YOUR INSTRUCTIONS:
Which lines in the records below contain the word "delete"? Copy each of them.

(Extracted records)
---*---

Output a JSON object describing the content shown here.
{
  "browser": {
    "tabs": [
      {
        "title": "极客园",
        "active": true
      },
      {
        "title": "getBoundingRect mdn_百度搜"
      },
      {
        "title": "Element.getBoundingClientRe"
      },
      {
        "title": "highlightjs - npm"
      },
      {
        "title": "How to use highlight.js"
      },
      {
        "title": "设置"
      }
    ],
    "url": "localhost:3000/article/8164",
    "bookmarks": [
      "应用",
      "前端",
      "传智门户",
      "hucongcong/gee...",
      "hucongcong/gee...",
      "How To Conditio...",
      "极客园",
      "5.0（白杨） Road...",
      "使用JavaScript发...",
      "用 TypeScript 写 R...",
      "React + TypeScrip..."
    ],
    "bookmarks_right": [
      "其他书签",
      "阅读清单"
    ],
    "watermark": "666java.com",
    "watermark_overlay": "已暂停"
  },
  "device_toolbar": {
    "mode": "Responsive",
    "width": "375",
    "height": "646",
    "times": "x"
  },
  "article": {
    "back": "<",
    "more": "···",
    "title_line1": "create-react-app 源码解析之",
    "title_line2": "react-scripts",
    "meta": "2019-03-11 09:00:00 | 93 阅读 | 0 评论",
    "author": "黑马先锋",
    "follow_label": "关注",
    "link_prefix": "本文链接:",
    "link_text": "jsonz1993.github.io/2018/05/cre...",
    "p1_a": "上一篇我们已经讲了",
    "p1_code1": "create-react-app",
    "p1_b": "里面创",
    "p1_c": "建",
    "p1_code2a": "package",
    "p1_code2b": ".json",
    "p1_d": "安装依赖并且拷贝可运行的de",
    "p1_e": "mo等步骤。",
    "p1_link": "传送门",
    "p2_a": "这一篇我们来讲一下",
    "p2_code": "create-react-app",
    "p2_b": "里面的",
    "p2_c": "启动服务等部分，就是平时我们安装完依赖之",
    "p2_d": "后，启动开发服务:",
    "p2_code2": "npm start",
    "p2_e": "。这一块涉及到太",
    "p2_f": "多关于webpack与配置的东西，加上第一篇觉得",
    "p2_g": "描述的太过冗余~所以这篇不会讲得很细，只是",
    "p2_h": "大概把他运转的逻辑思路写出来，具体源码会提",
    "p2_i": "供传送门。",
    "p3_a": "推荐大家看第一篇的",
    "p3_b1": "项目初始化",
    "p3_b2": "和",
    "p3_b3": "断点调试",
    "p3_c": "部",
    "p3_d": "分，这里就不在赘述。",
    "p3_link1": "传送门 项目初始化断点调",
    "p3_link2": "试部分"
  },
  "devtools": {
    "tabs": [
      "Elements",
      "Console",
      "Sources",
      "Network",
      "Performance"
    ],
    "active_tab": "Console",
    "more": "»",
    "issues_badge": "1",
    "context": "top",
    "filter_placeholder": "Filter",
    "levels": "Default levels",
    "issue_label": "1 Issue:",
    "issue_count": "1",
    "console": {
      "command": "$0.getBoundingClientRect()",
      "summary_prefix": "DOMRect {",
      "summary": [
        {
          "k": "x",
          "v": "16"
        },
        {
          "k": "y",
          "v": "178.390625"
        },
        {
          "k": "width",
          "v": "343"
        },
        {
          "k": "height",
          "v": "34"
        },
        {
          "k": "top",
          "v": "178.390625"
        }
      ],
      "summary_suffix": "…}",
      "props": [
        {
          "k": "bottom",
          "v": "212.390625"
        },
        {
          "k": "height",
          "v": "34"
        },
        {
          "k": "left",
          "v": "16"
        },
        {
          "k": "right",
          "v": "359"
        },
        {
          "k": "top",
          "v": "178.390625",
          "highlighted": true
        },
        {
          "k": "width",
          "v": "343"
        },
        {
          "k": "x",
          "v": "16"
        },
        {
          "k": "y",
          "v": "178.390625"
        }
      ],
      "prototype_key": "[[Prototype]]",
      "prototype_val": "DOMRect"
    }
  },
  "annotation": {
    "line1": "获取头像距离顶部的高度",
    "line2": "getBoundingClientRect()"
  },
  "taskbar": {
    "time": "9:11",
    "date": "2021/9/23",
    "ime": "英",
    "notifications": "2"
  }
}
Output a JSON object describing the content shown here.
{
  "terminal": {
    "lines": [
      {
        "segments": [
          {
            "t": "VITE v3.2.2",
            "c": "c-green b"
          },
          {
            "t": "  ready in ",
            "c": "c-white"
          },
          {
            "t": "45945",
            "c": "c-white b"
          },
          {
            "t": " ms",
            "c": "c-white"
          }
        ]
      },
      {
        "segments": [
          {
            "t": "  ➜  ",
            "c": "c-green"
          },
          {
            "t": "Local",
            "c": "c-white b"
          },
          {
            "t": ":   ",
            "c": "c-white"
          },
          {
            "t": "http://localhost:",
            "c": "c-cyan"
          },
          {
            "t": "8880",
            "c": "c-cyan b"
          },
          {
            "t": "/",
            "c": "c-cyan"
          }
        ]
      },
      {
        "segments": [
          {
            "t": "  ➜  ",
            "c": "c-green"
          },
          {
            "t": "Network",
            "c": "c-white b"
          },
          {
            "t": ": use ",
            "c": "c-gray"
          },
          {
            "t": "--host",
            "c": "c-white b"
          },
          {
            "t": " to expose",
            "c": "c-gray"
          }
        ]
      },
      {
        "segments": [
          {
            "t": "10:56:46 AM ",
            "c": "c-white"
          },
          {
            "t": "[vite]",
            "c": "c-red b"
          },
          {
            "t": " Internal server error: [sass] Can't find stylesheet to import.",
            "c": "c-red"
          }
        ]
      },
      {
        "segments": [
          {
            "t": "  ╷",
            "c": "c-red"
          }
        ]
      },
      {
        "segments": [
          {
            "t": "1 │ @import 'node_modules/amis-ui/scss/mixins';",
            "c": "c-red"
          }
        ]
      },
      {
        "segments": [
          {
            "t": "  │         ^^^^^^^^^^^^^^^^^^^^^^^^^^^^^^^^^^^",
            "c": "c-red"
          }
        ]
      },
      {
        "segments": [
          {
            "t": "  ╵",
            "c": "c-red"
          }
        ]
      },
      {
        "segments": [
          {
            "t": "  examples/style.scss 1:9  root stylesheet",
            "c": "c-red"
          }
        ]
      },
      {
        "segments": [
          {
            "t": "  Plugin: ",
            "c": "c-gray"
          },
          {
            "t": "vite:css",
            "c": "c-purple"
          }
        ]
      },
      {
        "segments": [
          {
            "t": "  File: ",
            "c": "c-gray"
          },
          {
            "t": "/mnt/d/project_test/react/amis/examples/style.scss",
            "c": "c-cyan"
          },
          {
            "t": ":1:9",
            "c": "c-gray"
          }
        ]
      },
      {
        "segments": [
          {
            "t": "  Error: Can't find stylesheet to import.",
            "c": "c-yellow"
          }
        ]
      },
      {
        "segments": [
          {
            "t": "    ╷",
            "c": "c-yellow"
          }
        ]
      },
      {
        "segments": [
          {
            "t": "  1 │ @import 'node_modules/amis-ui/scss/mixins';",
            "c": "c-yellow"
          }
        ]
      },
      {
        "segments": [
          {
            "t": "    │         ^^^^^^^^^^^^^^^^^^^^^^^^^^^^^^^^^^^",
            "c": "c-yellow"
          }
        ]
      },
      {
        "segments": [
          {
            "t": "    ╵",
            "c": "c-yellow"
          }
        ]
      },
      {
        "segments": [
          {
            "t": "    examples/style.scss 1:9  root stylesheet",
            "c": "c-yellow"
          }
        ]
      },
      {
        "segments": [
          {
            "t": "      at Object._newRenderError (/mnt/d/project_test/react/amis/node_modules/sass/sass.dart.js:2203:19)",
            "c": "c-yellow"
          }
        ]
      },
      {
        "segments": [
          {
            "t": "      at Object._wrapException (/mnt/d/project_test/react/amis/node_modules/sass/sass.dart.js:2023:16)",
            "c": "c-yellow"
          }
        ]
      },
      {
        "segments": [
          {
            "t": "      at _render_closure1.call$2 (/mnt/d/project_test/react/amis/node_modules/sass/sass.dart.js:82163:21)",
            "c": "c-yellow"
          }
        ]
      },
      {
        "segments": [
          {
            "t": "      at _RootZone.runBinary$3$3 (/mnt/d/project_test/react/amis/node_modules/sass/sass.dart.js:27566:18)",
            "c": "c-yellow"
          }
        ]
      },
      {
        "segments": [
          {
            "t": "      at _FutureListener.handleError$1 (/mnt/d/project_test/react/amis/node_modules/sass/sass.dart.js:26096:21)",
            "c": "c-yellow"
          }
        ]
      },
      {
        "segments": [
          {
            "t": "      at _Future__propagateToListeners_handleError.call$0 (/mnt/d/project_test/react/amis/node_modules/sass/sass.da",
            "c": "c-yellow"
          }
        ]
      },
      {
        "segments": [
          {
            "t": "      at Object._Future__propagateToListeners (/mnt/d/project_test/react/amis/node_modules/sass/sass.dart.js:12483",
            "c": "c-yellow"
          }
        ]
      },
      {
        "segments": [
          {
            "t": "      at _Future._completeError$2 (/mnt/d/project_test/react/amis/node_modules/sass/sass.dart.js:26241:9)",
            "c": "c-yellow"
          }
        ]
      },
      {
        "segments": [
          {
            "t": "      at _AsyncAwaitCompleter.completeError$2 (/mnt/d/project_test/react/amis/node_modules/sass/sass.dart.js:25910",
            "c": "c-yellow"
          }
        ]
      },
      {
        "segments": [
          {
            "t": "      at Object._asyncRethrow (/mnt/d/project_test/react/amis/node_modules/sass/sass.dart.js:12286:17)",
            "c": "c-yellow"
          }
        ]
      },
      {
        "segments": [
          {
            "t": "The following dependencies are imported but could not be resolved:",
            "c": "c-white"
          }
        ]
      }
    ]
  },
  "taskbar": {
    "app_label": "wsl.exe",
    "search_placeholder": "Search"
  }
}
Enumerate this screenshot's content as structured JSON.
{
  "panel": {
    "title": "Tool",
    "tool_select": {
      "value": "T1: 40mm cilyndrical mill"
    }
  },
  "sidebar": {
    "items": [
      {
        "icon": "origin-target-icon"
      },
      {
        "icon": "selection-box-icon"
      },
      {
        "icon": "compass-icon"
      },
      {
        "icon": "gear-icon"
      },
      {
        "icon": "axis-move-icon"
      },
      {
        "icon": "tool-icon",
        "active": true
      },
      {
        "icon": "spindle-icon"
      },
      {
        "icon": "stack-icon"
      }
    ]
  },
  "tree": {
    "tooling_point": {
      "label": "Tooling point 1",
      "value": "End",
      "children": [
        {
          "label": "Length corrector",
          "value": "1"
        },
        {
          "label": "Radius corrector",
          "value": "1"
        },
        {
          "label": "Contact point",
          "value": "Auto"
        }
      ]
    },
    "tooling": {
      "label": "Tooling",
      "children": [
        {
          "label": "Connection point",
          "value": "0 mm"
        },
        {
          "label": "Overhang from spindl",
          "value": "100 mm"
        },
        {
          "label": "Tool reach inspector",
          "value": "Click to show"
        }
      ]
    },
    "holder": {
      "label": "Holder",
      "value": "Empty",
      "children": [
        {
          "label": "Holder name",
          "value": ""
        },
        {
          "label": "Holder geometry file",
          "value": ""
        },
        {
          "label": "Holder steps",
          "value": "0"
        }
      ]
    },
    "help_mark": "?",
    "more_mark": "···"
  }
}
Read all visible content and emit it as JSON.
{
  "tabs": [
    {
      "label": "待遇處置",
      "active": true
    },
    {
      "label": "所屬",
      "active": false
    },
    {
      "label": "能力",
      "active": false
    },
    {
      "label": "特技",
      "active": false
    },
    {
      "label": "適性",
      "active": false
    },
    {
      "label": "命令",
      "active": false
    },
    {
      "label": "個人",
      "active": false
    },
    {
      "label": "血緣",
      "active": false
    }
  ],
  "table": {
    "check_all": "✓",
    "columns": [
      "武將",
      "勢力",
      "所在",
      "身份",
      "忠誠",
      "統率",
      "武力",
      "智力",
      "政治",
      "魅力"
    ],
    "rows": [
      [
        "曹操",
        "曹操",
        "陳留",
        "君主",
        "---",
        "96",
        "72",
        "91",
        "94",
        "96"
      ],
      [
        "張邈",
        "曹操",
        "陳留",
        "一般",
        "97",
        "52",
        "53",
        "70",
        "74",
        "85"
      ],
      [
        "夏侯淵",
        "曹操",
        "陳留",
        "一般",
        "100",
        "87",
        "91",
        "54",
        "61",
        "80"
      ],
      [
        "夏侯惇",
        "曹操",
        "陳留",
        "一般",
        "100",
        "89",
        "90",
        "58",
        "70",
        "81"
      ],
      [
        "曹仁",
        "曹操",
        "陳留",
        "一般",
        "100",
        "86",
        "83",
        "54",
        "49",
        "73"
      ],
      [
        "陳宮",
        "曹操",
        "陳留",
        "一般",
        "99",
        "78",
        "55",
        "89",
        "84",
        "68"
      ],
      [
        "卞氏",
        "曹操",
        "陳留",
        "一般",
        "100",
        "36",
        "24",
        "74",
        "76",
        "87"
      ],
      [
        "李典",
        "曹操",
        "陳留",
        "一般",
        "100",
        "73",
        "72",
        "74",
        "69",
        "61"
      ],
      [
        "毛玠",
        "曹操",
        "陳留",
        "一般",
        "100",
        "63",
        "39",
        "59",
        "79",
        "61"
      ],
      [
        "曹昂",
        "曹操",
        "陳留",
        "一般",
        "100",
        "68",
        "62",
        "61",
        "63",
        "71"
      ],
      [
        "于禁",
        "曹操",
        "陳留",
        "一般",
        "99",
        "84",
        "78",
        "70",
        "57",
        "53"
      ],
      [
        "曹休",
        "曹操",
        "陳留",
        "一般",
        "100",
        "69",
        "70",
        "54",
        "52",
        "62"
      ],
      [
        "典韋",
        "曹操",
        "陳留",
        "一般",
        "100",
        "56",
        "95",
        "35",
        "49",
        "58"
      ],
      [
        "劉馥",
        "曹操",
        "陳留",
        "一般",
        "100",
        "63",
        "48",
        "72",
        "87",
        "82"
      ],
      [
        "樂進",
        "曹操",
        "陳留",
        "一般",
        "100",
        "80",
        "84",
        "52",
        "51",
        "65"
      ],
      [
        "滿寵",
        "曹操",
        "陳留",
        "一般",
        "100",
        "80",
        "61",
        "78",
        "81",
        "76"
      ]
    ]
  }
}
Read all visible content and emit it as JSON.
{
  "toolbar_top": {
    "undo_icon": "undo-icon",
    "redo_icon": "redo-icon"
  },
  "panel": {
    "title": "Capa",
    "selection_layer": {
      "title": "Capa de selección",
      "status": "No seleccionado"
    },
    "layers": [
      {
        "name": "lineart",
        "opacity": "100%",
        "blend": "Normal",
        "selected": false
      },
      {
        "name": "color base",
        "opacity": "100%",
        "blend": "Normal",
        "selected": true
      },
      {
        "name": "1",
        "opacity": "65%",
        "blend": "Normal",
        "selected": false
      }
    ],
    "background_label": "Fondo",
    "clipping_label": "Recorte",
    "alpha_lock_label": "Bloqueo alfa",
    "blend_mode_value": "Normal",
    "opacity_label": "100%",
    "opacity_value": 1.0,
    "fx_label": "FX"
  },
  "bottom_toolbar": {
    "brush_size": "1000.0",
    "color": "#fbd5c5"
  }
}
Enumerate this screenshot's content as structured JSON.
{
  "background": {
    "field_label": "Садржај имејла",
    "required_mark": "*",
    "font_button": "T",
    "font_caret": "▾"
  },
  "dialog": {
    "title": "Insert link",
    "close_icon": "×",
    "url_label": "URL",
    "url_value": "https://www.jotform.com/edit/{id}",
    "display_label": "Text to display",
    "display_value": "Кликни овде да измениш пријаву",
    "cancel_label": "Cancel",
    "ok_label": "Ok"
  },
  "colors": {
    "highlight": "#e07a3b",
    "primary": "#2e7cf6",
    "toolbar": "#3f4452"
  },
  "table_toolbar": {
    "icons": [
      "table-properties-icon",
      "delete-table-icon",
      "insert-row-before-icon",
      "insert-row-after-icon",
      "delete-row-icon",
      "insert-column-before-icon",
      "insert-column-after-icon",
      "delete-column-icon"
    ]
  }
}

---*---

RESPONSE TO THE TASK:
      "delete-table-icon",
      "delete-row-icon",
      "delete-column-icon"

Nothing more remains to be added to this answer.